==== Extract provided

Mindful, creative, colourful living.

Friday, 1 February 2019

Lifestyle - It's All About Choice




You’ll have to forgive me for the length of this post (There is some art at the end.), but, Jan, at The Low Carb Diabetic, made an interesting comment a few days ago.

Jan said, ‘Is it me, or do there seem to be far more lifestyle choices to be made these days?’

Well, Jan, I have to say it’s not you; there are far more lifestyle choices today, and most of them are more acceptable to society than they were a few years ago. 

These days, being vegan is trendy, and it helps protect the environment, minimalism is on the increase, ‘off-the-grid’ living is becoming more popular, freeganism is gaining recognition, it's acceptable for men and women to have tattoos, and body piercings/modifications and men are even permitted to wear pink. Okay, so the last one isn’t so much a lifestyle choice, but it helps get my point across. Seriously though, the list of ‘alternative’ lifestyles is endless.

Jan’s comment got me thinking. Why is it so many people are turning their back on the ‘traditional' lifestyle experience? In my opinion,  people are fed up with consumerism and the modern throw-away culture. Life has become a frantic race for survival. We are pressured into believing we need the latest gadgets, gizmos, cosmetic products and fashion items just to fit in; to be what modern society calls ‘normal.’

But what is normal?

Ellen Goodman, the journalist and Pulitzer Prize winner, described the so-called ‘normal' lifestyle perfectly when she said:

"Normal is getting dressed in clothes that you buy for work, driving through traffic in a car that you are still paying for, in order to get to a job that you need so you can pay for the clothes, car and the house that you leave empty all day in order to afford to live in it."

I’ve got to admit, I whole-heartedly agree with Ellen’s thoughts.

In my youth (Not that long ago, honest.), I made lifestyle choices that many people, with a few exceptions, considered inexcusable.  (Before I go on, I must point out that my parents supported me, no matter what choices I made.) I got my ear pierced (twice), I grew my hair long, I got a couple of tattoos, I hung out with all the wrong people, in all the wrong places, I attended as many rock concerts as I could, I smoked, I took a drink, and, horror of horrors, I thought for myself. (Isn’t that called being young?)

========
==== Given entries

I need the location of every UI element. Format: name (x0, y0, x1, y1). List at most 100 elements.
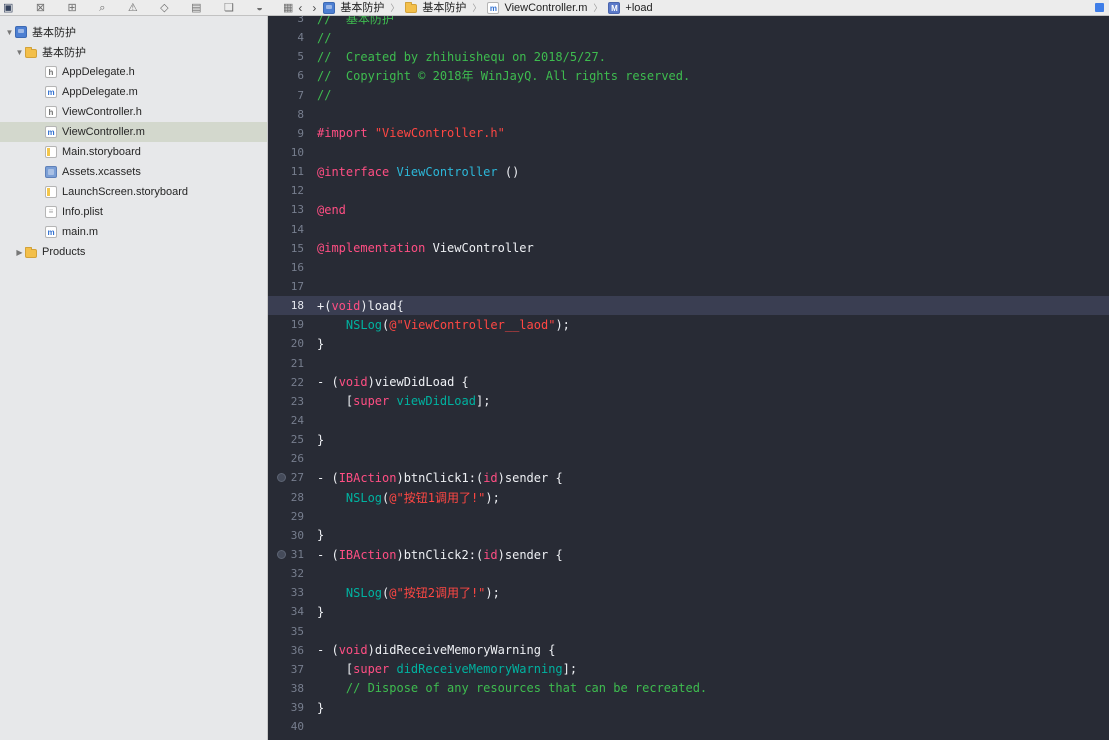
breadcrumb-item[interactable]: 基本防护 (405, 1, 466, 15)
line-number[interactable]: 35 (268, 625, 304, 638)
line-number[interactable]: 15 (268, 242, 304, 255)
sidebar-item[interactable]: m AppDelegate.m (0, 82, 267, 102)
code-line[interactable]: 20} (268, 334, 1109, 353)
back-button[interactable]: ‹ (298, 1, 302, 15)
code-line[interactable]: 13 @end (268, 200, 1109, 219)
line-number[interactable]: 13 (268, 203, 304, 216)
code-line[interactable]: 35 (268, 622, 1109, 641)
sidebar-item[interactable]: Assets.xcassets (0, 162, 267, 182)
code-line[interactable]: 29 (268, 507, 1109, 526)
breadcrumb-item[interactable]: m ViewController.m (487, 1, 587, 15)
sidebar-item[interactable]: ▶ Products (0, 242, 267, 262)
window-icon[interactable]: ▣ (3, 1, 13, 15)
sidebar-item[interactable]: LaunchScreen.storyboard (0, 182, 267, 202)
line-number[interactable]: 40 (268, 720, 304, 733)
line-number[interactable]: 28 (268, 491, 304, 504)
code-line[interactable]: 15 @implementation ViewController (268, 239, 1109, 258)
blue-indicator[interactable] (1095, 3, 1104, 12)
code-line[interactable]: 12 (268, 181, 1109, 200)
disclosure-triangle-icon[interactable]: ▼ (14, 48, 25, 57)
line-number[interactable]: 33 (268, 586, 304, 599)
line-number[interactable]: 9 (268, 127, 304, 140)
code-line[interactable]: 3 // 基本防护 (268, 16, 1109, 28)
code-line[interactable]: 10 (268, 143, 1109, 162)
line-number[interactable]: 29 (268, 510, 304, 523)
code-line[interactable]: 5 // Created by zhihuishequ on 2018/5/27. (268, 47, 1109, 66)
ibaction-connector-icon[interactable] (277, 472, 286, 482)
line-number[interactable]: 17 (268, 280, 304, 293)
line-number[interactable]: 27 (268, 471, 304, 484)
sidebar-item[interactable]: Info.plist (0, 202, 267, 222)
sidebar-item[interactable]: ▼ 基本防护 (0, 42, 267, 62)
line-number[interactable]: 39 (268, 701, 304, 714)
line-number[interactable]: 16 (268, 261, 304, 274)
list-icon[interactable]: ▤ (191, 1, 201, 15)
line-number[interactable]: 10 (268, 146, 304, 159)
line-number[interactable]: 8 (268, 108, 304, 121)
code-line[interactable]: 14 (268, 220, 1109, 239)
diamond-icon[interactable]: ◇ (160, 1, 168, 15)
code-line[interactable]: 36- (void)didReceiveMemoryWarning { (268, 641, 1109, 660)
breadcrumb-item[interactable]: M +load (608, 1, 653, 15)
code-line[interactable]: 39} (268, 698, 1109, 717)
code-line[interactable]: 11 @interface ViewController () (268, 162, 1109, 181)
code-line[interactable]: 23 [super viewDidLoad]; (268, 392, 1109, 411)
line-number[interactable]: 36 (268, 644, 304, 657)
code-line[interactable]: 8 (268, 105, 1109, 124)
code-line[interactable]: 22- (void)viewDidLoad { (268, 373, 1109, 392)
code-line[interactable]: 6 // Copyright © 2018年 WinJayQ. All right… (268, 66, 1109, 85)
clipboard-icon[interactable]: ❏ (224, 1, 234, 15)
line-number[interactable]: 37 (268, 663, 304, 676)
code-line[interactable]: 26 (268, 449, 1109, 468)
line-number[interactable]: 18 (268, 299, 304, 312)
code-line[interactable]: 30} (268, 526, 1109, 545)
code-line[interactable]: 28 NSLog(@"按钮1调用了!"); (268, 488, 1109, 507)
code-line[interactable]: 7 // (268, 86, 1109, 105)
sidebar-item[interactable]: Main.storyboard (0, 142, 267, 162)
sidebar-item[interactable]: m main.m (0, 222, 267, 242)
line-number[interactable]: 4 (268, 31, 304, 44)
sidebar-item[interactable]: m ViewController.m (0, 122, 267, 142)
line-number[interactable]: 12 (268, 184, 304, 197)
code-line[interactable]: 27- (IBAction)btnClick1:(id)sender { (268, 468, 1109, 487)
line-number[interactable]: 25 (268, 433, 304, 446)
code-line[interactable]: 31- (IBAction)btnClick2:(id)sender { (268, 545, 1109, 564)
disclosure-triangle-icon[interactable]: ▶ (14, 248, 25, 257)
sidebar-item[interactable]: h AppDelegate.h (0, 62, 267, 82)
code-line[interactable]: 17 (268, 277, 1109, 296)
related-items-icon[interactable]: ▦ (283, 1, 293, 15)
line-number[interactable]: 30 (268, 529, 304, 542)
warning-icon[interactable]: ⚠ (128, 1, 138, 15)
code-line[interactable]: 38 // Dispose of any resources that can … (268, 679, 1109, 698)
code-line[interactable]: 21 (268, 354, 1109, 373)
code-line[interactable]: 19 NSLog(@"ViewController__laod"); (268, 315, 1109, 334)
line-number[interactable]: 31 (268, 548, 304, 561)
line-number[interactable]: 20 (268, 337, 304, 350)
chat-icon[interactable]: ◒ (256, 1, 263, 15)
line-number[interactable]: 19 (268, 318, 304, 331)
code-line[interactable]: 34} (268, 602, 1109, 621)
code-line[interactable]: 25} (268, 430, 1109, 449)
code-line[interactable]: 4 // (268, 28, 1109, 47)
code-line[interactable]: 40 (268, 717, 1109, 736)
line-number[interactable]: 3 (268, 16, 304, 25)
line-number[interactable]: 32 (268, 567, 304, 580)
line-number[interactable]: 34 (268, 605, 304, 618)
search-icon[interactable]: ⌕ (99, 1, 105, 15)
code-editor[interactable]: 3 // 基本防护 4 // 5 // Created by zhihuishequ on… (268, 16, 1109, 740)
sidebar-item[interactable]: h ViewController.h (0, 102, 267, 122)
disclosure-triangle-icon[interactable]: ▼ (4, 28, 15, 37)
line-number[interactable]: 22 (268, 376, 304, 389)
line-number[interactable]: 14 (268, 223, 304, 236)
grid-icon[interactable]: ⊞ (68, 1, 77, 15)
line-number[interactable]: 5 (268, 50, 304, 63)
close-box-icon[interactable]: ⊠ (36, 1, 45, 15)
code-line[interactable]: 18 +(void)load{ (268, 296, 1109, 316)
line-number[interactable]: 38 (268, 682, 304, 695)
forward-button[interactable]: › (312, 1, 316, 15)
code-line[interactable]: 37 [super didReceiveMemoryWarning]; (268, 660, 1109, 679)
sidebar-item[interactable]: ▼ 基本防护 (0, 22, 267, 42)
line-number[interactable]: 21 (268, 357, 304, 370)
code-line[interactable]: 9 #import "ViewController.h" (268, 124, 1109, 143)
line-number[interactable]: 6 (268, 69, 304, 82)
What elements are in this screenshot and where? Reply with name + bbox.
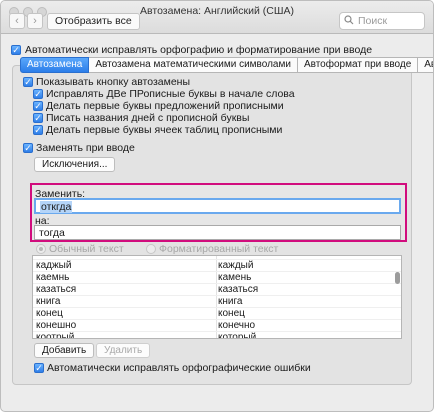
table-cell-replace: каджый xyxy=(36,260,72,271)
table-row[interactable]: конец конец xyxy=(33,308,401,320)
search-placeholder: Поиск xyxy=(358,15,388,27)
capitalize-days-label: Писать названия дней с прописной буквы xyxy=(46,112,250,124)
add-button[interactable]: Добавить xyxy=(34,343,95,358)
table-cell-replace: книга xyxy=(36,296,61,307)
show-autocorrect-button-checkbox[interactable]: ✓ xyxy=(23,77,33,87)
auto-correct-spelling-checkbox[interactable]: ✓ xyxy=(11,45,21,55)
with-field-value: тогда xyxy=(39,227,65,239)
table-cell-with: каждый xyxy=(218,260,254,271)
table-cell-replace: конец xyxy=(36,308,63,319)
table-cell-with: который xyxy=(218,332,257,339)
table-cell-with: книга xyxy=(218,296,243,307)
capitalize-sentences-checkbox[interactable]: ✓ xyxy=(33,101,43,111)
table-row[interactable]: коотрый который xyxy=(33,332,401,339)
title-bar: Автозамена: Английский (США) ‹ › Отобраз… xyxy=(1,1,433,34)
table-row[interactable]: каджый каждый xyxy=(33,260,401,272)
two-initial-caps-checkbox[interactable]: ✓ xyxy=(33,89,43,99)
back-button[interactable]: ‹ xyxy=(9,13,25,29)
auto-correct-spelling-label: Автоматически исправлять орфографию и фо… xyxy=(25,44,373,56)
capitalize-table-cells-checkbox[interactable]: ✓ xyxy=(33,125,43,135)
delete-button: Удалить xyxy=(96,343,151,358)
two-initial-caps-label: Исправлять ДВе ПРописные буквы в начале … xyxy=(46,88,295,100)
replacement-table[interactable]: каджый каждый каемнь камень казаться казаться… xyxy=(32,255,402,339)
table-row[interactable]: каемнь камень xyxy=(33,272,401,284)
formatted-text-radio[interactable] xyxy=(146,244,156,254)
replace-on-type-checkbox[interactable]: ✓ xyxy=(23,143,33,153)
table-cell-with: казаться xyxy=(218,284,259,295)
table-scrollbar[interactable] xyxy=(395,272,400,284)
capitalize-sentences-label: Делать первые буквы предложений прописны… xyxy=(46,100,284,112)
tab-autocorrect[interactable]: Автозамена xyxy=(20,57,90,73)
tab-autotext[interactable]: Автотекст xyxy=(418,57,433,73)
search-icon xyxy=(344,15,354,25)
table-cell-with: камень xyxy=(218,272,252,283)
auto-fix-spelling-label: Автоматически исправлять орфографические… xyxy=(47,362,311,374)
table-cell-with: конец xyxy=(218,308,245,319)
capitalize-days-checkbox[interactable]: ✓ xyxy=(33,113,43,123)
search-input[interactable]: Поиск xyxy=(339,12,425,30)
with-field[interactable]: тогда xyxy=(34,225,401,240)
tab-autoformat[interactable]: Автоформат при вводе xyxy=(297,57,419,73)
auto-fix-spelling-checkbox[interactable]: ✓ xyxy=(34,363,44,373)
tab-math-autocorrect[interactable]: Автозамена математическими символами xyxy=(89,57,298,73)
formatted-text-label: Форматированный текст xyxy=(159,243,279,255)
table-cell-replace: конешно xyxy=(36,320,77,331)
replace-field[interactable]: откгда xyxy=(34,198,401,214)
table-rows: каджый каждый каемнь камень казаться казаться… xyxy=(33,260,401,339)
table-cell-replace: каемнь xyxy=(36,272,70,283)
autocorrect-window: Автозамена: Английский (США) ‹ › Отобраз… xyxy=(0,0,434,412)
table-cell-replace: коотрый xyxy=(36,332,75,339)
forward-button[interactable]: › xyxy=(27,13,43,29)
exceptions-button[interactable]: Исключения... xyxy=(34,157,116,172)
table-row[interactable]: книга книга xyxy=(33,296,401,308)
table-row[interactable]: казаться казаться xyxy=(33,284,401,296)
show-autocorrect-button-label: Показывать кнопку автозамены xyxy=(36,76,191,88)
capitalize-table-cells-label: Делать первые буквы ячеек таблиц прописн… xyxy=(46,124,283,136)
show-all-button[interactable]: Отобразить все xyxy=(47,13,140,30)
tab-bar: Автозамена Автозамена математическими си… xyxy=(20,57,433,73)
plain-text-label: Обычный текст xyxy=(49,243,124,255)
replace-field-value: откгда xyxy=(40,201,73,213)
table-cell-with: конечно xyxy=(218,320,256,331)
table-cell-replace: казаться xyxy=(36,284,77,295)
table-row[interactable]: конешно конечно xyxy=(33,320,401,332)
plain-text-radio[interactable] xyxy=(36,244,46,254)
replace-on-type-label: Заменять при вводе xyxy=(36,142,135,154)
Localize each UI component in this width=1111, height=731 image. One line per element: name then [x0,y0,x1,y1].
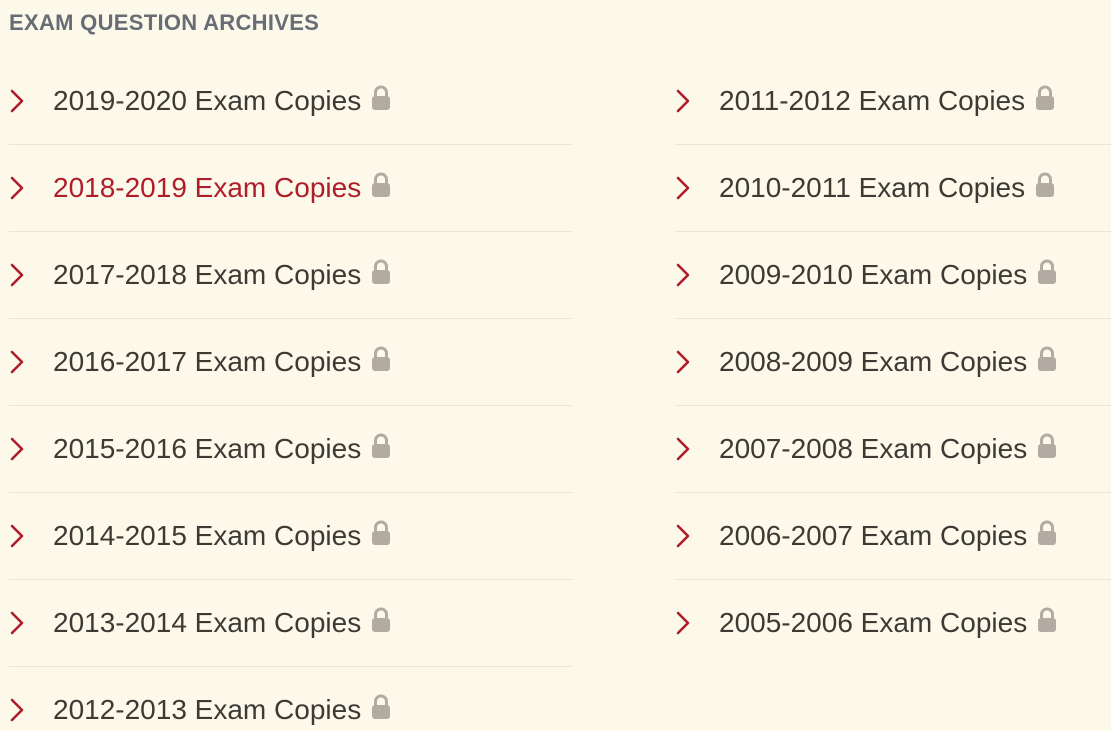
archive-item[interactable]: 2016-2017 Exam Copies [9,319,572,406]
lock-icon [372,433,391,458]
archive-item-label[interactable]: 2015-2016 Exam Copies [53,433,361,464]
chevron-right-icon [10,437,24,461]
archive-item-link[interactable]: 2011-2012 Exam Copies [719,85,1055,117]
chevron-right-icon [676,263,690,287]
lock-icon [1038,607,1057,632]
archive-item[interactable]: 2011-2012 Exam Copies [675,58,1111,145]
lock-icon [372,259,391,284]
archive-item[interactable]: 2014-2015 Exam Copies [9,493,572,580]
lock-icon [372,520,391,545]
archive-item[interactable]: 2017-2018 Exam Copies [9,232,572,319]
lock-icon [1038,259,1057,284]
archive-item-link[interactable]: 2009-2010 Exam Copies [719,259,1057,291]
archive-item-link[interactable]: 2008-2009 Exam Copies [719,346,1057,378]
chevron-right-icon [10,611,24,635]
archive-item-label[interactable]: 2007-2008 Exam Copies [719,433,1027,464]
archive-item[interactable]: 2009-2010 Exam Copies [675,232,1111,319]
archive-item-label[interactable]: 2005-2006 Exam Copies [719,607,1027,638]
archive-item[interactable]: 2019-2020 Exam Copies [9,58,572,145]
chevron-right-icon [10,176,24,200]
archive-item-link[interactable]: 2012-2013 Exam Copies [53,694,391,726]
archive-item-label[interactable]: 2014-2015 Exam Copies [53,520,361,551]
archive-item[interactable]: 2015-2016 Exam Copies [9,406,572,493]
chevron-right-icon [10,89,24,113]
lock-icon [372,346,391,371]
chevron-right-icon [10,263,24,287]
chevron-right-icon [676,437,690,461]
chevron-right-icon [676,611,690,635]
archive-item-link[interactable]: 2007-2008 Exam Copies [719,433,1057,465]
archive-item-link[interactable]: 2014-2015 Exam Copies [53,520,391,552]
chevron-right-icon [10,350,24,374]
archive-item-link[interactable]: 2016-2017 Exam Copies [53,346,391,378]
archive-item-link[interactable]: 2017-2018 Exam Copies [53,259,391,291]
lock-icon [372,85,391,110]
lock-icon [372,607,391,632]
chevron-right-icon [676,524,690,548]
archive-item[interactable]: 2018-2019 Exam Copies [9,145,572,232]
archive-item-label[interactable]: 2008-2009 Exam Copies [719,346,1027,377]
archive-item-label[interactable]: 2019-2020 Exam Copies [53,85,361,116]
archive-item[interactable]: 2005-2006 Exam Copies [675,580,1111,666]
archive-item-link[interactable]: 2015-2016 Exam Copies [53,433,391,465]
archive-item[interactable]: 2012-2013 Exam Copies [9,667,572,731]
archive-item-link[interactable]: 2013-2014 Exam Copies [53,607,391,639]
lock-icon [1036,172,1055,197]
archive-item-label[interactable]: 2017-2018 Exam Copies [53,259,361,290]
archive-item-label[interactable]: 2009-2010 Exam Copies [719,259,1027,290]
lock-icon [1038,433,1057,458]
archive-item-label[interactable]: 2011-2012 Exam Copies [719,85,1025,116]
section-heading: EXAM QUESTION ARCHIVES [9,10,320,35]
lock-icon [1036,85,1055,110]
archive-item-label[interactable]: 2016-2017 Exam Copies [53,346,361,377]
chevron-right-icon [10,698,24,722]
archive-item-link[interactable]: 2018-2019 Exam Copies [53,172,391,204]
chevron-right-icon [676,350,690,374]
chevron-right-icon [10,524,24,548]
archive-item-label[interactable]: 2013-2014 Exam Copies [53,607,361,638]
archive-item-link[interactable]: 2005-2006 Exam Copies [719,607,1057,639]
archive-item-link[interactable]: 2019-2020 Exam Copies [53,85,391,117]
archive-item-label[interactable]: 2012-2013 Exam Copies [53,694,361,725]
chevron-right-icon [676,176,690,200]
archive-item[interactable]: 2008-2009 Exam Copies [675,319,1111,406]
archive-item-label[interactable]: 2010-2011 Exam Copies [719,172,1025,203]
archive-item[interactable]: 2010-2011 Exam Copies [675,145,1111,232]
archive-item-label[interactable]: 2006-2007 Exam Copies [719,520,1027,551]
archive-item[interactable]: 2013-2014 Exam Copies [9,580,572,667]
lock-icon [372,172,391,197]
archive-list-left: 2019-2020 Exam Copies 2018-2019 Exam Cop… [9,58,572,731]
lock-icon [372,694,391,719]
archive-item-link[interactable]: 2010-2011 Exam Copies [719,172,1055,204]
lock-icon [1038,346,1057,371]
archive-item[interactable]: 2006-2007 Exam Copies [675,493,1111,580]
archive-item[interactable]: 2007-2008 Exam Copies [675,406,1111,493]
lock-icon [1038,520,1057,545]
archive-item-label[interactable]: 2018-2019 Exam Copies [53,172,361,203]
chevron-right-icon [676,89,690,113]
archive-item-link[interactable]: 2006-2007 Exam Copies [719,520,1057,552]
archive-list-right: 2011-2012 Exam Copies 2010-2011 Exam Cop… [675,58,1111,666]
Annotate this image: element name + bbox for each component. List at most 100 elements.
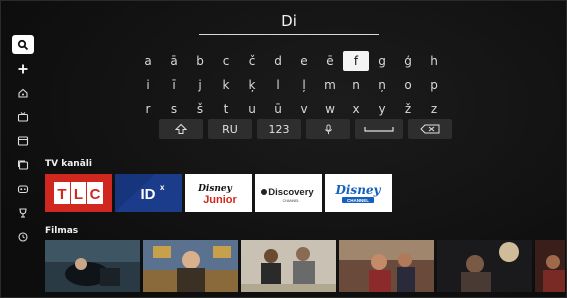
movies-row xyxy=(45,240,565,292)
sidebar-item-history[interactable] xyxy=(12,227,34,246)
sidebar-item-games[interactable] xyxy=(12,179,34,198)
space-icon xyxy=(364,127,394,132)
movie-poster-3 xyxy=(241,240,336,292)
key[interactable]: u xyxy=(239,99,265,119)
channel-tile-tlc[interactable]: T L C xyxy=(45,174,112,212)
key[interactable]: ģ xyxy=(395,51,421,71)
trophy-icon xyxy=(19,207,27,218)
key[interactable]: p xyxy=(421,75,447,95)
disney-channel-logo: Disney CHANNEL xyxy=(334,183,382,203)
key[interactable]: h xyxy=(421,51,447,71)
keyboard-row: rsštuūvwxyžz xyxy=(135,99,447,121)
key[interactable]: d xyxy=(265,51,291,71)
movie-poster-6 xyxy=(535,240,565,292)
disney-junior-logo: Disney Junior xyxy=(197,184,237,206)
on-screen-keyboard: aābcčdeēfgģhiījkķlļmnņoprsštuūvwxyžz xyxy=(135,51,447,123)
key[interactable]: n xyxy=(343,75,369,95)
svg-text:Disney: Disney xyxy=(197,184,233,194)
key[interactable]: ņ xyxy=(369,75,395,95)
tlc-logo: T L C xyxy=(54,182,103,204)
search-input[interactable]: Di xyxy=(199,9,379,35)
tv-screen: Di aābcčdeēfgģhiījkķlļmnņoprsštuūvwxyžz … xyxy=(0,0,567,298)
sidebar-item-search[interactable] xyxy=(12,35,34,54)
key[interactable]: i xyxy=(135,75,161,95)
microphone-key[interactable] xyxy=(306,119,350,139)
key[interactable]: v xyxy=(291,99,317,119)
sidebar-item-movies[interactable] xyxy=(12,131,34,150)
key[interactable]: x xyxy=(343,99,369,119)
svg-text:x: x xyxy=(160,183,165,192)
microphone-icon xyxy=(324,123,332,134)
key[interactable]: z xyxy=(421,99,447,119)
space-key[interactable] xyxy=(355,119,403,139)
keyboard-row: aābcčdeēfgģh xyxy=(135,51,447,73)
numbers-key[interactable]: 123 xyxy=(257,119,301,139)
keyboard-function-row: RU 123 xyxy=(159,119,457,139)
sidebar-item-home[interactable] xyxy=(12,83,34,102)
plus-icon xyxy=(18,64,28,73)
channels-row: T L C ID x Disney Junior Discovery CHANN… xyxy=(45,174,395,212)
sidebar-item-add[interactable] xyxy=(12,59,34,78)
svg-text:CHANNEL: CHANNEL xyxy=(347,198,369,203)
key[interactable]: š xyxy=(187,99,213,119)
key[interactable]: r xyxy=(135,99,161,119)
key[interactable]: ļ xyxy=(291,75,317,95)
movie-tile-2[interactable] xyxy=(143,240,238,292)
key[interactable]: l xyxy=(265,75,291,95)
key[interactable]: b xyxy=(187,51,213,71)
sidebar-item-tv[interactable] xyxy=(12,107,34,126)
key[interactable]: g xyxy=(369,51,395,71)
key[interactable]: j xyxy=(187,75,213,95)
key[interactable]: ķ xyxy=(239,75,265,95)
key[interactable]: m xyxy=(317,75,343,95)
movie-poster-4 xyxy=(339,240,434,292)
key[interactable]: č xyxy=(239,51,265,71)
channels-section-title: TV kanāli xyxy=(45,159,92,169)
movie-tile-1[interactable] xyxy=(45,240,140,292)
key[interactable]: ī xyxy=(161,75,187,95)
sidebar-item-recordings[interactable] xyxy=(12,155,34,174)
key[interactable]: s xyxy=(161,99,187,119)
channel-tile-disney-channel[interactable]: Disney CHANNEL xyxy=(325,174,392,212)
backspace-icon xyxy=(420,124,440,134)
svg-text:Junior: Junior xyxy=(203,194,237,206)
movie-poster-1 xyxy=(45,240,140,292)
movie-tile-3[interactable] xyxy=(241,240,336,292)
language-key[interactable]: RU xyxy=(208,119,252,139)
movie-poster-2 xyxy=(143,240,238,292)
svg-text:C: C xyxy=(90,186,101,203)
film-icon xyxy=(17,135,29,146)
home-icon xyxy=(18,88,28,98)
channel-tile-discovery[interactable]: Discovery CHANNEL xyxy=(255,174,322,212)
shift-key[interactable] xyxy=(159,119,203,139)
svg-text:L: L xyxy=(74,186,83,203)
key[interactable]: w xyxy=(317,99,343,119)
tv-icon xyxy=(17,111,29,122)
key[interactable]: f xyxy=(343,51,369,71)
movies-section-title: Filmas xyxy=(45,226,79,236)
key[interactable]: e xyxy=(291,51,317,71)
svg-text:T: T xyxy=(57,186,66,203)
backspace-key[interactable] xyxy=(408,119,452,139)
movie-tile-5[interactable] xyxy=(437,240,532,292)
gamepad-icon xyxy=(17,184,29,193)
key[interactable]: ū xyxy=(265,99,291,119)
channel-tile-disney-junior[interactable]: Disney Junior xyxy=(185,174,252,212)
history-icon xyxy=(18,231,28,242)
channel-tile-idx[interactable]: ID x xyxy=(115,174,182,212)
key[interactable]: t xyxy=(213,99,239,119)
recordings-icon xyxy=(18,160,29,170)
sidebar xyxy=(9,35,37,251)
key[interactable]: y xyxy=(369,99,395,119)
key[interactable]: ē xyxy=(317,51,343,71)
key[interactable]: ž xyxy=(395,99,421,119)
key[interactable]: o xyxy=(395,75,421,95)
movie-tile-4[interactable] xyxy=(339,240,434,292)
key[interactable]: a xyxy=(135,51,161,71)
key[interactable]: k xyxy=(213,75,239,95)
key[interactable]: ā xyxy=(161,51,187,71)
sidebar-item-trophy[interactable] xyxy=(12,203,34,222)
svg-text:Disney: Disney xyxy=(334,183,381,197)
movie-tile-6[interactable] xyxy=(535,240,565,292)
key[interactable]: c xyxy=(213,51,239,71)
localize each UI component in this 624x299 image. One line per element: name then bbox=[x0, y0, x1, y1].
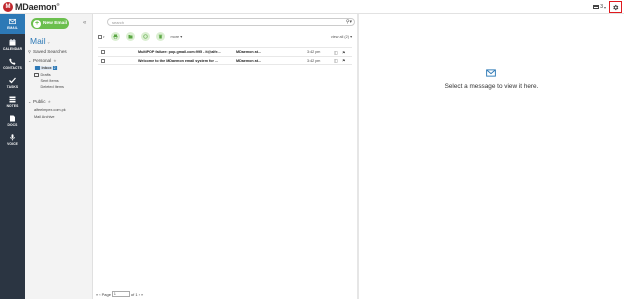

========

- _Stated problem 1_
Translate this sentence from the blog post on lifestyle choices into Spanish: "Life has become a frantic race for survival."
- _Stated problem 2_
In the blog post on lifestyle choices, how many times did the writer get an ear pierced?
- _Stated problem 3_
Carry the blog post on lifestyle choices forward from its last sentence.
The material has nothing to do with the blog post on lifestyle choices.

- _Answer 1_
La vida se ha convertido en una carrera frenética por la supervivencia.

- _Answer 2_
Twice.

- _Answer 3_
Nowadays, except for smoking, perhaps, these lifestyle choices are considered entirely acceptable to most people. There may be some who still regard these lifestyle choices as objectionable, but, in my experience, people are more open-minded today.

But ‘back-in-the-day’ my lifestyle choices, at times, made my life challenging. However, I feel it was my attitude that some folk questioned more than my appearance, my friends, or having the odd beer.

I questioned everything and believed nothing until I had thoroughly investigated it for myself. I was unwilling to accept that just because something has always been done a certain way that it was right.  As a result, I read hundreds of books, I tried things that I never imagined I could even attempt, I made many good friends, I spent my wage on having a good time and visiting as many places as I could. I gave little thought to the future, and I loved every minute of every day.

Recently, I met some of those who considered my lifestyle choices questionable. We exchanged pleasantries, but there was little warmth. Many of these people have done what society would call ‘well for themselves’. One thing I noticed, though, was how worn-out they looked. They have achieved whatever goals they set out to achieve. I  respect them for that, and I don’t wish them any ill, but their wilted appearance did get me thinking again.

Have they got to where they want to be, only to find out it's not what they expected? Have they arrived at the end of the road and discovered a dead-end? Does life hold no mystery, no passion?

Today, I don’t smoke, I don't drink alcohol, and my hair is somewhat shorter. On some occasions, I still wear both my earrings. I’m not wealthy, but I have enough to get by.  I have a roof over my head, electric in the meter and food on the table. I have a wife whom I love dearly and who loves me in return, and I have a daughter who is the life and soul of the party no matter where she goes. What more do I need?

I also maintain my enthusiasm for life. I read sixty to seventy books per year, and I go on as many trips as possible. I’m continually learning, and willing, to try new things; I've made a commitment to learning one new skill every year. A few years ago, most of you will know, I took up writing and have been published in magazines and on the internet, and after a long lay-off, I have returned to one of my first loves - drawing. 

To me, life is still an adventure with many roads yet untraveled and many pictures still to be painted.

Lifestyle choices do not define who you are, but they make you what you become.

Do I regret my lifestyle choices, my lack of wealth and the things that being ‘normal’ is supposed to bring?

Well, I’ll leave you, the reader, to decide.  

Now for the art.

I'm obsessed with mandalas. I can't stop drawing them. 

Here is some of the work I've completed this week.

Hope you like them. Have a great weekend. 

This post is linked to Paint Party Friday.

Follow me on Instagram.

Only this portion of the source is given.